_PROVIDED TEXT:_
--------

Hardware Barrier Synchronization For A Cluster Of Personal Computers+

T. Muhammad

MS Thesis Defense

School of Electrical Engineering
Purdue University
West Lafayette, IN 47907-1285
February 2, 1995

Image1 not displayable as text. ( 4K .ps.Z )

+ This work was supported in part by the Office of Naval Research (ONR) under grant number N00014-91-J-4013.

Clustering

Treats a group of machines as a parallel machine
Workstations and PCs offer high performance, low cost
Networks increasing bandwidth, decreasing cost:

Ethernet
FDDI
HIPPI
ATM

Politically correct (use things you already have)

Parallel Processing

Fine-grain parallelism needs low latency

Networks designed for bandwidth, not latency
Minimum latency of 1,000-5,000 microseconds

Need efficient barrier synchronization

Data parallelism and SPMD workforce models
SIMD and VLIW emulation

Cluster Computing Latencies

Megjou Lin et al. used an ATM cluster of 4 Suns to compare performance of AAL5, API, PVM, and BSD stream sockets
Latency was 800µs -- 3,000µs
Chengchang Huang used an ATM cluster of 11 SPARC-10 with PVM and AAL5
Latency was >1,000µs
NAS (NASA Ames Lab) tested various clusters with PVM
Latency was >700µs for IBM Allnode, 2,000µs -- 3,000µs for FDDI and Ethernet
Thekkath proposed a "remote memory" model using 4 DEC R3000 machines with ATM hardware
Latency as low as 30µs to 45µs?

Barrier Synchronization

Algorithm:

Signal present at barrier
Wait for all participating processors
When all have arrived, resume execution

Software/messaging implementations are inefficient

Other Hardware Barriers

First used by Harry Jordon in FEM, 1978
Priority chain hardware
Burroughs FMP
AND tree hardware, tree-node partitioning
Fuzzy barrier by Gupta
Delayed firing, overly complex hardware
Thinking Machines CM-5
Control network works like AND tree
Cray T3D
like FMP, but 8 bits wide

Static Vs. Dynamic Barriers

Everybody built static barrier hardware
Static: one barrier stream
Dynamic: multiple independent barrier streams
(arbitrary partitioning of the machine)

Image2 not displayable as text. ( 11K .ps.Z )

Barrier Groups (Masks)

Any set of processors can be a barrier group
A group can be represented by a bit mask
Concept of arbitrary masks came from H. Dietz and T. Schwederski at Purdue in 1987 as outgrowth of PASM SIMD enable logic
Runtime partitioning method was not specified

Theoretical Barrier Work At Purdue

1987: Basic Concepts of barrier MIMD
Compiler technology based on VLIW scheduling
1990: SBM using a "barrier processor" and mask queue
DBM using a "barrier processor" and associative mask memory
Compiler technology based on timing analysis
1993: Improved DBM design with runtime partitioning support

Experimental Barrier Work At Purdue

1987: PASM implements SBM
1987: CARP (Compiler-oriented Architecture Research at Purdue)
Machine design: barrier MIMD using custom VLSI
1993: CARDBoard (Compiler-oriented Architecture Research Demonstration Board)
System design: DBM using RISC microprocessors in a custom board
1994: PAPERS (Purdue's Adapter for Parallel Execution and Rapid Synchronization)

--------

_DATA RECORDS:_
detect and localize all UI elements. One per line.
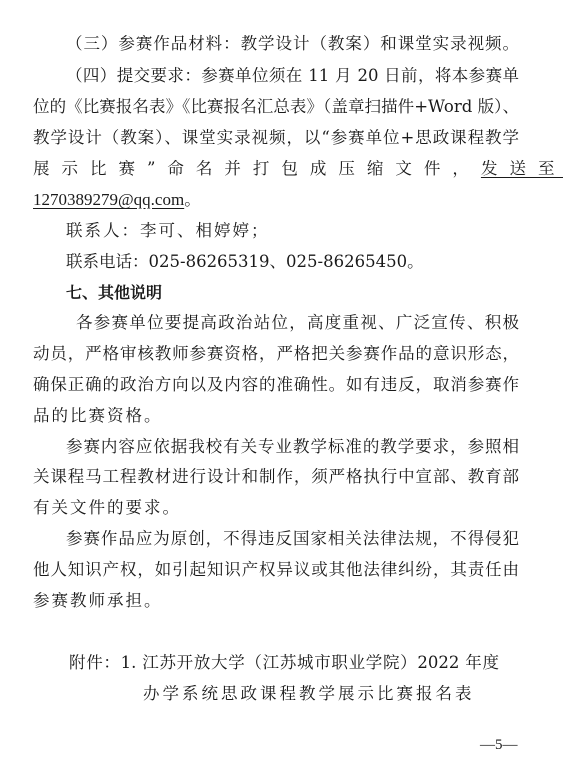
notes-p2-line3: 有关文件的要求。	[33, 498, 519, 518]
contact-phone: 联系电话：025-86265319、025-86265450。	[66, 252, 519, 272]
notes-p3-line1: 参赛作品应为原创，不得违反国家相关法律法规，不得侵犯	[66, 529, 519, 549]
paragraph-submission-line4: 展示比赛”命名并打包成压缩文件， 发送至邮箱	[33, 159, 519, 179]
notes-p2-line2: 关课程马工程教材进行设计和制作，须严格执行中宣部、教育部	[33, 467, 519, 487]
notes-p1-line2: 动员，严格审核教师参赛资格，严格把关参赛作品的意识形态，	[33, 344, 519, 364]
email-line: 1270389279@qq.com。	[33, 190, 519, 210]
submission-text: 展示比赛”命名并打包成压缩文件，	[33, 159, 481, 179]
notes-p2-line1: 参赛内容应依据我校有关专业教学标准的教学要求，参照相	[66, 437, 519, 457]
notes-p3-line2: 他人知识产权，如引起知识产权异议或其他法律纠纷，其责任由	[33, 560, 519, 580]
paragraph-submission-line3: 教学设计（教案）、课堂实录视频，以“参赛单位+思政课程教学	[33, 128, 519, 148]
notes-p1-line4: 品的比赛资格。	[33, 406, 519, 426]
notes-p1-line3: 确保正确的政治方向以及内容的准确性。如有违反，取消参赛作	[33, 375, 519, 395]
attachment-line2: 办学系统思政课程教学展示比赛报名表	[143, 684, 443, 704]
paragraph-submission-line1: （四）提交要求：参赛单位须在 11 月 20 日前，将本参赛单	[66, 66, 519, 86]
send-to-email-text: 发送至邮箱	[481, 159, 563, 179]
paragraph-materials: （三）参赛作品材料：教学设计（教案）和课堂实录视频。	[66, 34, 519, 54]
email-link[interactable]: 1270389279@qq.com	[33, 190, 184, 209]
page-number: —5—	[480, 737, 518, 754]
contact-person: 联系人：李可、相婷婷；	[66, 221, 519, 241]
attachment-line1: 附件：1. 江苏开放大学（江苏城市职业学院）2022 年度	[69, 653, 499, 673]
email-period: 。	[184, 190, 201, 209]
notes-p1-line1: 各参赛单位要提高政治站位，高度重视、广泛宣传、积极	[76, 313, 519, 333]
notes-p3-line3: 参赛教师承担。	[33, 591, 519, 611]
paragraph-submission-line2: 位的《比赛报名表》《比赛报名汇总表》（盖章扫描件+Word 版）、	[33, 97, 519, 117]
section-title-other-notes: 七、其他说明	[66, 283, 519, 303]
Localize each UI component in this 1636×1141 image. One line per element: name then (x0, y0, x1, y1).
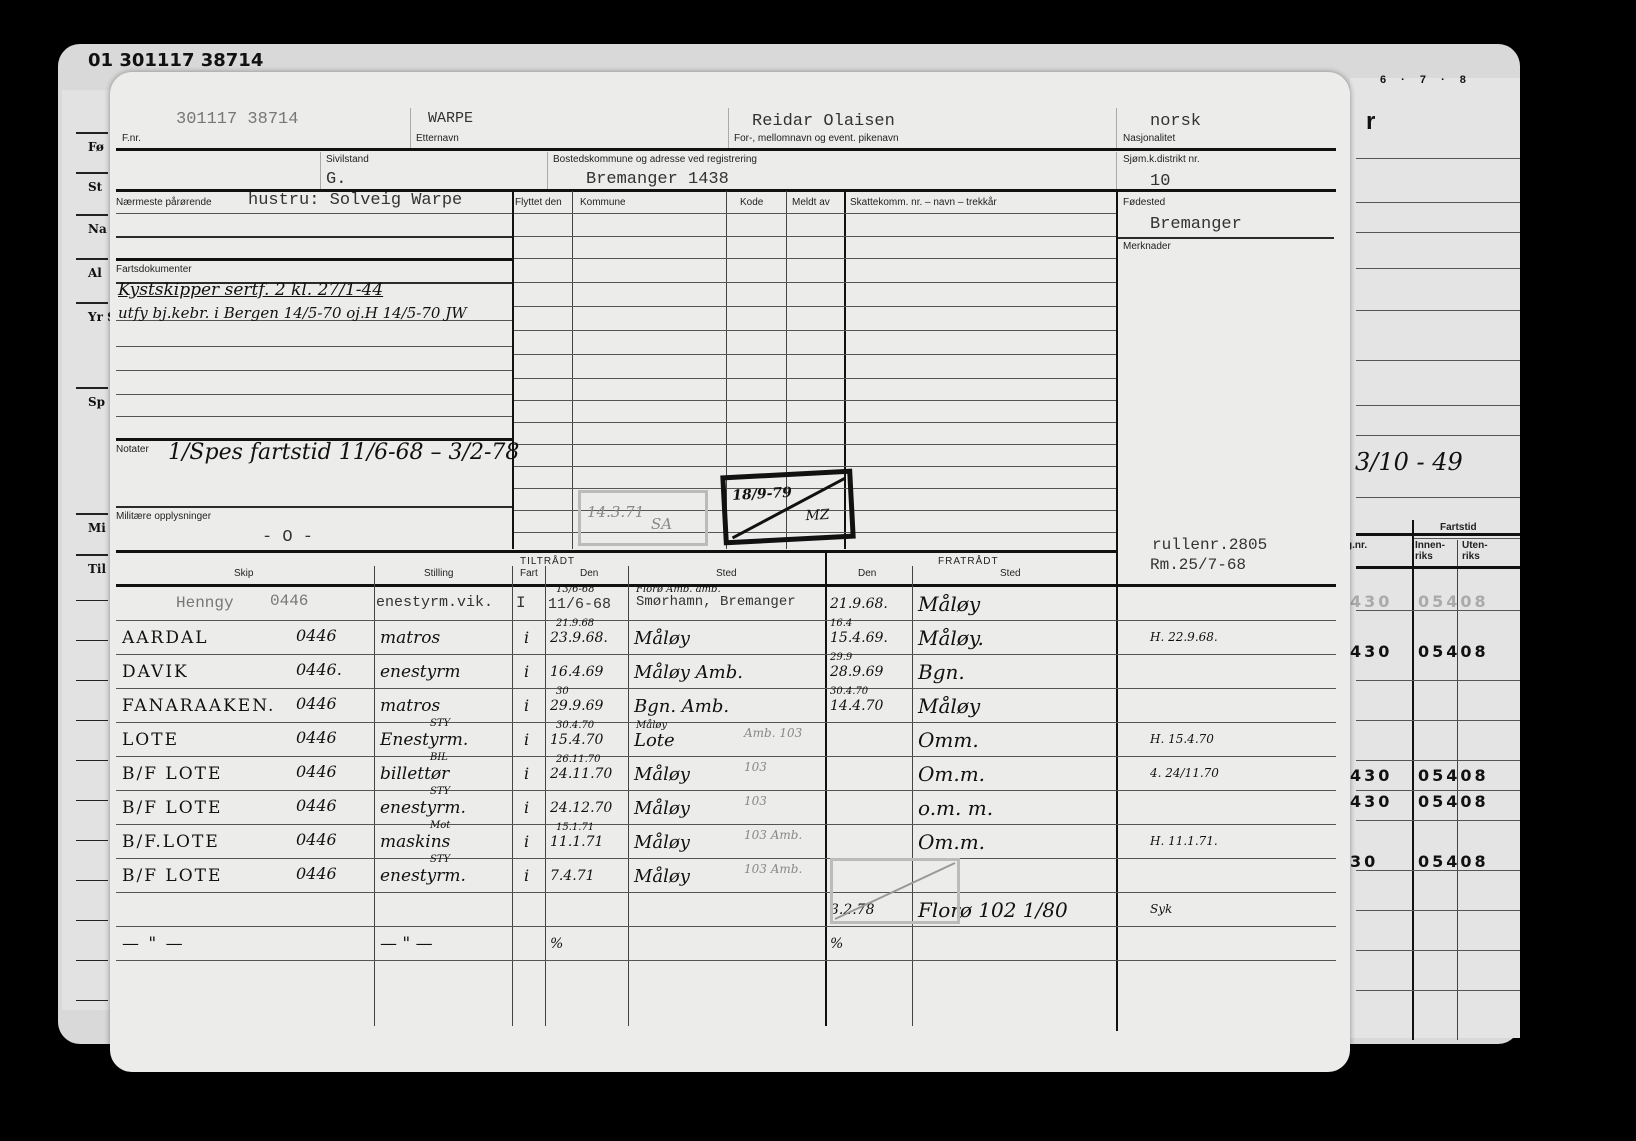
row-divider (116, 620, 1336, 621)
row-divider (116, 756, 1336, 757)
side-tab-divider (76, 1000, 108, 1001)
grid-line (514, 282, 1116, 283)
fnr-value: 301117 38714 (176, 110, 298, 129)
position: matros (380, 628, 440, 648)
signed-on-place: Lote (634, 730, 675, 751)
signed-on-place: Bgn. Amb. (634, 696, 729, 717)
side-tab: Na (88, 222, 107, 236)
signed-off-date: 14.4.70 (830, 698, 883, 714)
grid-line (514, 444, 1116, 445)
signed-on-place: Måløy (634, 866, 690, 887)
signed-on-date: 29.9.69 (550, 698, 603, 714)
reg-nr-value: 430 (1350, 766, 1392, 785)
col-stilling: Stilling (424, 568, 453, 579)
position-note: STY (430, 786, 450, 797)
side-tab-divider (76, 513, 108, 515)
col-sted: Sted (716, 568, 737, 579)
grid-line (514, 378, 1116, 379)
ship-name: LOTE (122, 730, 179, 750)
militaere-value: - O - (262, 528, 313, 547)
etternavn-value: WARPE (428, 110, 473, 127)
col-fratradt-den: Den (858, 568, 876, 579)
signed-off-date: 28.9.69 (830, 664, 883, 680)
grid-line (514, 213, 1116, 214)
signed-on-date: 23.9.68. (550, 630, 608, 646)
trade-type: i (524, 696, 529, 715)
signed-on-place: Smørhamn, Bremanger (636, 594, 796, 610)
col-fart: Fart (520, 568, 538, 579)
signed-off-place: Omm. (918, 728, 979, 752)
rm-date: Rm.25/7-68 (1150, 556, 1246, 574)
remark: Syk (1150, 902, 1172, 916)
grid-line (514, 236, 1116, 237)
position-note: STY (430, 854, 450, 865)
bold-stamp: 18/9-79 MZ (720, 469, 855, 546)
ship-number: 0446 (296, 864, 337, 883)
fartstid-code: 05408 (1418, 792, 1489, 811)
position: maskins (380, 832, 450, 852)
signed-on-date: 15.4.70 (550, 732, 603, 748)
signed-off-date: 15.4.69. (830, 630, 888, 646)
signed-off-place: Måløy (918, 694, 980, 718)
signed-on-date: 24.11.70 (550, 766, 612, 782)
nasjonalitet-label: Nasjonalitet (1123, 133, 1175, 144)
position: enestyrm. (380, 866, 466, 886)
notater-value: 1/Spes fartstid 11/6-68 – 3/2-78 (168, 440, 519, 465)
fartstid-label: Fartstid (1440, 522, 1477, 533)
side-tab-divider (76, 640, 108, 641)
row-divider (116, 688, 1336, 689)
side-tab-divider (76, 387, 108, 389)
meldt-av-label: Meldt av (792, 197, 830, 208)
militaere-label: Militære opplysninger (116, 511, 211, 522)
signed-off-date: % (830, 936, 843, 952)
signed-on-date-top: 13/6-68 (556, 584, 595, 595)
signed-on-place: Måløy (634, 832, 690, 853)
signed-on-place: Måløy Amb. (634, 662, 743, 683)
grid-line (514, 258, 1116, 259)
signed-off-date-top: 29.9 (830, 652, 852, 663)
right-card-mark: r (1366, 108, 1375, 136)
row-divider (116, 790, 1336, 791)
row-divider (116, 824, 1336, 825)
signed-off-place: Om.m. (918, 830, 985, 854)
position: enestyrm (380, 662, 460, 682)
side-tab-divider (76, 920, 108, 921)
skattekomm-label: Skattekomm. nr. – navn – trekkår (850, 197, 997, 208)
ship-number: 0446 (296, 762, 337, 781)
place-note: 103 (744, 760, 767, 774)
signed-off-place: o.m. m. (918, 796, 993, 820)
utenriks-label: Uten-riks (1462, 540, 1502, 562)
position: enestyrm. (380, 798, 466, 818)
reg-nr-value: 30 (1350, 852, 1378, 871)
fartstid-code: 05408 (1418, 642, 1489, 661)
signed-on-date-top: 26.11.70 (556, 754, 601, 765)
signed-on-place: Måløy (634, 798, 690, 819)
signed-on-date: 7.4.71 (550, 868, 595, 884)
signed-on-date-top: 30 (556, 686, 569, 697)
signed-off-date-top: 16.4 (830, 618, 852, 629)
grid-line (1356, 820, 1520, 821)
ship-name: B/F.LOTE (122, 832, 220, 852)
bosted-value: Bremanger 1438 (586, 170, 729, 189)
grid-line (514, 306, 1116, 307)
grid-line (514, 330, 1116, 331)
col-fratradt-sted: Sted (1000, 568, 1021, 579)
grid-line (1356, 720, 1520, 721)
etternavn-label: Etternavn (416, 133, 459, 144)
grid-line (1356, 790, 1520, 791)
grid-line (1356, 910, 1520, 911)
signed-on-date: 16.4.69 (550, 664, 603, 680)
remark: 4. 24/11.70 (1150, 766, 1219, 780)
reg-nr-value: 430 (1350, 592, 1392, 611)
signed-off-place: Om.m. (918, 762, 985, 786)
right-card-handwritten-date: 3/10 - 49 (1355, 448, 1463, 476)
place-note: 103 Amb. (744, 828, 802, 842)
position-note: BIL (430, 752, 448, 763)
side-tab: Sp (88, 395, 105, 409)
signed-on-date: 11/6-68 (548, 596, 611, 613)
row-divider (116, 654, 1336, 655)
position: — " — (380, 934, 433, 954)
side-tab-divider (76, 214, 108, 216)
grid-line (1356, 760, 1520, 761)
signed-off-place: Bgn. (918, 660, 965, 684)
remark: H. 15.4.70 (1150, 732, 1214, 746)
remark: H. 11.1.71. (1150, 834, 1218, 848)
ship-name: FANARAAKEN. (122, 696, 275, 716)
right-card-top-marks: 6 · 7 · 8 (1380, 74, 1472, 86)
ship-number: 0446 (296, 694, 337, 713)
position-note: Mot (430, 820, 450, 831)
side-tab-divider (76, 554, 108, 556)
signed-on-date: 11.1.71 (550, 834, 603, 850)
ship-number: 0446 (296, 626, 337, 645)
side-tab: Til (88, 562, 106, 576)
tiltradt-header: TILTRÅDT (520, 556, 575, 567)
reg-nr-value: 430 (1350, 642, 1392, 661)
faint-stamp: 14.3.71 SA (578, 490, 708, 546)
trade-type: i (524, 628, 529, 647)
fodested-label: Fødested (1123, 197, 1165, 208)
trade-type: i (524, 730, 529, 749)
signed-on-date-top: 15.1.71 (556, 822, 594, 833)
side-tab-divider (76, 258, 108, 260)
bosted-label: Bostedskommune og adresse ved registreri… (553, 154, 757, 165)
ship-number: 0446 (296, 796, 337, 815)
grid-line (514, 400, 1116, 401)
distrikt-label: Sjøm.k.distrikt nr. (1123, 154, 1200, 165)
side-tab-divider (76, 600, 108, 601)
grid-line (514, 354, 1116, 355)
ship-number: 0446 (296, 728, 337, 747)
position: enestyrm.vik. (376, 594, 493, 611)
innenriks-label: Innen-riks (1415, 540, 1455, 562)
place-note: 103 Amb. (744, 862, 802, 876)
fornavn-label: For-, mellomnavn og event. pikenavn (734, 133, 899, 144)
signed-on-place: Måløy (634, 764, 690, 785)
ship-name: B/F LOTE (122, 798, 222, 818)
side-tab-divider (76, 880, 108, 881)
col-skip: Skip (234, 568, 253, 579)
side-tab-divider (76, 172, 108, 174)
row-divider (116, 858, 1336, 859)
side-tab-divider (76, 720, 108, 721)
place-note: 103 (744, 794, 767, 808)
signed-on-date-top: 30.4.70 (556, 720, 594, 731)
side-tab-divider (76, 760, 108, 761)
side-tab: St (88, 180, 102, 194)
empty-crossed-stamp (830, 858, 960, 924)
fartstid-code: 05408 (1418, 766, 1489, 785)
naermeste-label: Nærmeste pårørende (116, 197, 212, 208)
signed-on-place: Måløy (634, 628, 690, 649)
place-note: Amb. 103 (744, 726, 802, 740)
position: matros (380, 696, 440, 716)
fnr-label: F.nr. (122, 133, 141, 144)
row-divider (116, 926, 1336, 927)
side-tab: Al (88, 266, 102, 280)
signed-on-date-top: 21.9.68 (556, 618, 594, 629)
side-tab-divider (76, 960, 108, 961)
flyttet-den-label: Flyttet den (515, 197, 562, 208)
kode-label: Kode (740, 197, 763, 208)
nasjonalitet-value: norsk (1150, 112, 1201, 131)
ship-name: AARDAL (122, 628, 209, 648)
grid-line (1356, 680, 1520, 681)
side-tab-divider (76, 840, 108, 841)
naermeste-value: hustru: Solveig Warpe (248, 191, 462, 210)
fornavn-value: Reidar Olaisen (752, 112, 895, 131)
fartstid-code: 05408 (1418, 852, 1489, 871)
remark: H. 22.9.68. (1150, 630, 1218, 644)
ship-name: Henngy (176, 594, 234, 612)
position: Enestyrm. (380, 730, 468, 750)
signed-on-date: 24.12.70 (550, 800, 612, 816)
trade-type: i (524, 832, 529, 851)
grid-line (1356, 870, 1520, 871)
trade-type: i (524, 764, 529, 783)
side-tab: Mi (88, 521, 106, 535)
trade-type: i (524, 866, 529, 885)
ship-name: DAVIK (122, 662, 189, 682)
ship-name: B/F LOTE (122, 866, 222, 886)
grid-line (514, 466, 1116, 467)
side-tab: Fø (88, 140, 104, 154)
col-den: Den (580, 568, 598, 579)
signed-off-date: 21.9.68. (830, 596, 888, 612)
grid-line (1356, 990, 1520, 991)
row-divider (116, 960, 1336, 961)
ship-number: 0446. (296, 660, 342, 679)
fartsdokumenter-label: Fartsdokumenter (116, 264, 192, 275)
signed-off-place: Måløy (918, 592, 980, 616)
fartsdokument-line-2: utfy bj.kebr. i Bergen 14/5-70 oj.H 14/5… (118, 304, 467, 322)
kommune-label: Kommune (580, 197, 626, 208)
sivilstand-label: Sivilstand (326, 154, 369, 165)
grid-line (1356, 950, 1520, 951)
side-tab-divider (76, 132, 108, 134)
row-divider (116, 892, 1336, 893)
ship-number: 0446 (296, 830, 337, 849)
row-divider (116, 722, 1336, 723)
trade-type: i (524, 798, 529, 817)
merknader-label: Merknader (1123, 241, 1171, 252)
position: billettør (380, 764, 449, 784)
reg-nr-value: 430 (1350, 792, 1392, 811)
back-card-top-text: 01 301117 38714 (88, 50, 263, 71)
trade-type: I (516, 594, 526, 612)
ship-number: 0446 (270, 592, 308, 610)
side-tab-divider (76, 800, 108, 801)
fartsdokument-line-1: Kystskipper sertf. 2 kl. 27/1-44 (118, 280, 383, 300)
trade-type: i (524, 662, 529, 681)
position-note: STY (430, 718, 450, 729)
rullenr: rullenr.2805 (1152, 536, 1267, 554)
side-tab-divider (76, 680, 108, 681)
fodested-value: Bremanger (1150, 215, 1242, 234)
notater-label: Notater (116, 444, 149, 455)
fartstid-code: 05408 (1418, 592, 1489, 611)
ship-name: B/F LOTE (122, 764, 222, 784)
fratradt-header: FRATRÅDT (938, 556, 999, 567)
signed-off-place: Måløy. (918, 626, 984, 650)
sivilstand-value: G. (326, 170, 346, 189)
signed-on-date: % (550, 936, 563, 952)
ship-name: — " — (122, 934, 185, 954)
grid-line (514, 422, 1116, 423)
side-tab-divider (76, 302, 108, 304)
grid-line (1356, 610, 1520, 611)
signed-off-date-top: 30.4.70 (830, 686, 868, 697)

--------

_JOB A:_
Answer these questions from the slides on hardware barrier synchronization:
(i) What grant number is given for the Office of Naval Research support?
(ii) What latency did NAS report for the IBM Allnode cluster tested with PVM?
(iii) In what year did PASM implement SBM?
_JOB B:_ Write the next part of the slides on hardware barrier synchronization for a PC cluster, picking up after the final slide line.

_WRITTEN ANSWER A:_
(i) N00014-91-J-4013
(ii) More than 700µs
(iii) 1987

_WRITTEN ANSWER B:_
Cluster design: DBM using PCs and an external adapter
PAPERS0 implements improved DBM

Original Concept Of CARD Barrier Hardware

Initially, intended to be an SBM
Simple global AND hardware
Extended load processor interface (like PASM)

Load address is decoded as barrier request
Load does not complete (logic inserts memory wait states) until all processors are present

Basic CARD DBM Design

Implement "distributed" DBM hardware
Replicate OR-AND trees for each processor
Uses barrier masks stored locally by each processor
Extended load interface, but some address bits are decoded as the barrier mask

Image3 not displayable as text. ( 9K .ps.Z )

Problems With The Basic CARD DBM Design

Runtime partitioning seemed desirable, but:

Must use separate data network to agree on new masks
Once partitioned, subgroups can't recombine

Image4 not displayable as text. ( 8K .ps.Z )

Improved CARD DBM Design

Invented in October 1993
Adds to basic CARD DBM design:

Load address includes a one-bit flag value
Load returns a bit vector gathering the flag bits from all processors
Every processor send its n-bit mask, each bit to the corresponding processor

Results:

Partitioning doesn't need a separate data network
Recombining subgroups works
Wiring complexity goes from O(n) to O(n2)

Improved CARD DBM Design

Image5 not displayable as text. ( 5K .ps.Z )

Why PAPERS?

CARD project was delayed waiting for:

Microprocessors (first TMS320C30, then AMD29050 and PowerPC601)
Xilinx glue logic design support tools
More design and construction experience
(no new hardware since 1987)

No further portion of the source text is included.